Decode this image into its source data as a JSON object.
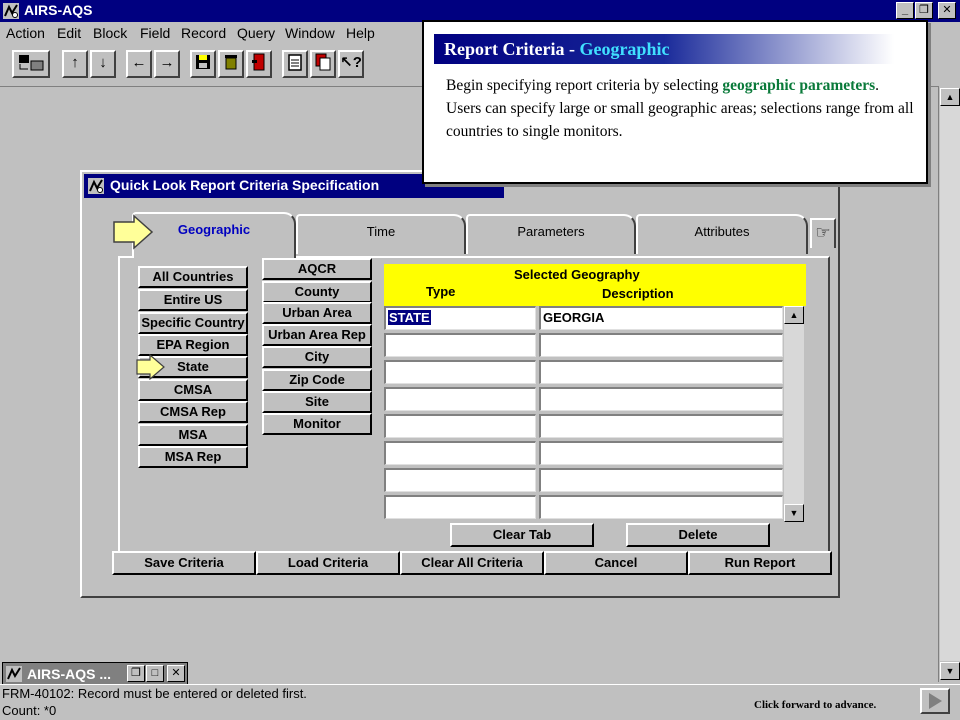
{
  "app": {
    "title": "AIRS-AQS",
    "window_controls": [
      "_",
      "❐",
      "✕"
    ]
  },
  "menu": [
    "Action",
    "Edit",
    "Block",
    "Field",
    "Record",
    "Query",
    "Window",
    "Help"
  ],
  "toolbar": {
    "buttons": [
      "enter-query-icon",
      "up-arrow-icon",
      "down-arrow-icon",
      "left-arrow-icon",
      "right-arrow-icon",
      "save-icon",
      "trash-icon",
      "exit-icon",
      "clipboard-icon",
      "copy-icon",
      "help-icon"
    ]
  },
  "dialog": {
    "title": "Quick Look Report Criteria Specification",
    "tabs": [
      "Geographic",
      "Time",
      "Parameters",
      "Attributes"
    ],
    "geo_left": [
      "All Countries",
      "Entire US",
      "Specific Country",
      "EPA Region",
      "State",
      "CMSA",
      "CMSA Rep",
      "MSA",
      "MSA Rep"
    ],
    "geo_right": [
      "AQCR",
      "County",
      "Urban Area",
      "Urban Area Rep",
      "City",
      "Zip Code",
      "Site",
      "Monitor"
    ],
    "grid": {
      "title": "Selected Geography",
      "col_type": "Type",
      "col_desc": "Description",
      "rows": [
        {
          "type": "STATE",
          "desc": "GEORGIA"
        },
        {
          "type": "",
          "desc": ""
        },
        {
          "type": "",
          "desc": ""
        },
        {
          "type": "",
          "desc": ""
        },
        {
          "type": "",
          "desc": ""
        },
        {
          "type": "",
          "desc": ""
        },
        {
          "type": "",
          "desc": ""
        },
        {
          "type": "",
          "desc": ""
        }
      ]
    },
    "grid_buttons": [
      "Clear Tab",
      "Delete"
    ],
    "bottom_buttons": [
      "Save Criteria",
      "Load Criteria",
      "Clear All Criteria",
      "Cancel",
      "Run Report"
    ]
  },
  "callout": {
    "heading_main": "Report Criteria - ",
    "heading_accent": "Geographic",
    "body_1": "Begin specifying report criteria by selecting ",
    "body_kw": "geographic parameters",
    "body_2": ".  Users can specify large or small geographic areas; selections range from all countries to single monitors."
  },
  "minimized": {
    "title": "AIRS-AQS ..."
  },
  "status": {
    "message": "FRM-40102: Record must be entered or deleted first.",
    "count": "Count: *0",
    "advance": "Click forward to advance."
  },
  "colors": {
    "titlebar": "#000080",
    "grid_header": "#ffff00",
    "pointer": "#ffff99",
    "accent_text": "#0a7a3a"
  }
}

> WRITTEN REQUEST
Transcribe the material exactly, leaving every picture out.

> WORKED SOLUTION
Decode this image into its source data as a JSON object.
{
  "app": {
    "title": "AIRS-AQS",
    "window_controls": [
      "_",
      "❐",
      "✕"
    ]
  },
  "menu": [
    "Action",
    "Edit",
    "Block",
    "Field",
    "Record",
    "Query",
    "Window",
    "Help"
  ],
  "toolbar": {
    "buttons": [
      "enter-query-icon",
      "up-arrow-icon",
      "down-arrow-icon",
      "left-arrow-icon",
      "right-arrow-icon",
      "save-icon",
      "trash-icon",
      "exit-icon",
      "clipboard-icon",
      "copy-icon",
      "help-icon"
    ]
  },
  "dialog": {
    "title": "Quick Look Report Criteria Specification",
    "tabs": [
      "Geographic",
      "Time",
      "Parameters",
      "Attributes"
    ],
    "geo_left": [
      "All Countries",
      "Entire US",
      "Specific Country",
      "EPA Region",
      "State",
      "CMSA",
      "CMSA Rep",
      "MSA",
      "MSA Rep"
    ],
    "geo_right": [
      "AQCR",
      "County",
      "Urban Area",
      "Urban Area Rep",
      "City",
      "Zip Code",
      "Site",
      "Monitor"
    ],
    "grid": {
      "title": "Selected Geography",
      "col_type": "Type",
      "col_desc": "Description",
      "rows": [
        {
          "type": "STATE",
          "desc": "GEORGIA"
        },
        {
          "type": "",
          "desc": ""
        },
        {
          "type": "",
          "desc": ""
        },
        {
          "type": "",
          "desc": ""
        },
        {
          "type": "",
          "desc": ""
        },
        {
          "type": "",
          "desc": ""
        },
        {
          "type": "",
          "desc": ""
        },
        {
          "type": "",
          "desc": ""
        }
      ]
    },
    "grid_buttons": [
      "Clear Tab",
      "Delete"
    ],
    "bottom_buttons": [
      "Save Criteria",
      "Load Criteria",
      "Clear All Criteria",
      "Cancel",
      "Run Report"
    ]
  },
  "callout": {
    "heading_main": "Report Criteria - ",
    "heading_accent": "Geographic",
    "body_1": "Begin specifying report criteria by selecting ",
    "body_kw": "geographic parameters",
    "body_2": ".  Users can specify large or small geographic areas; selections range from all countries to single monitors."
  },
  "minimized": {
    "title": "AIRS-AQS ..."
  },
  "status": {
    "message": "FRM-40102: Record must be entered or deleted first.",
    "count": "Count: *0",
    "advance": "Click forward to advance."
  },
  "colors": {
    "titlebar": "#000080",
    "grid_header": "#ffff00",
    "pointer": "#ffff99",
    "accent_text": "#0a7a3a"
  }
}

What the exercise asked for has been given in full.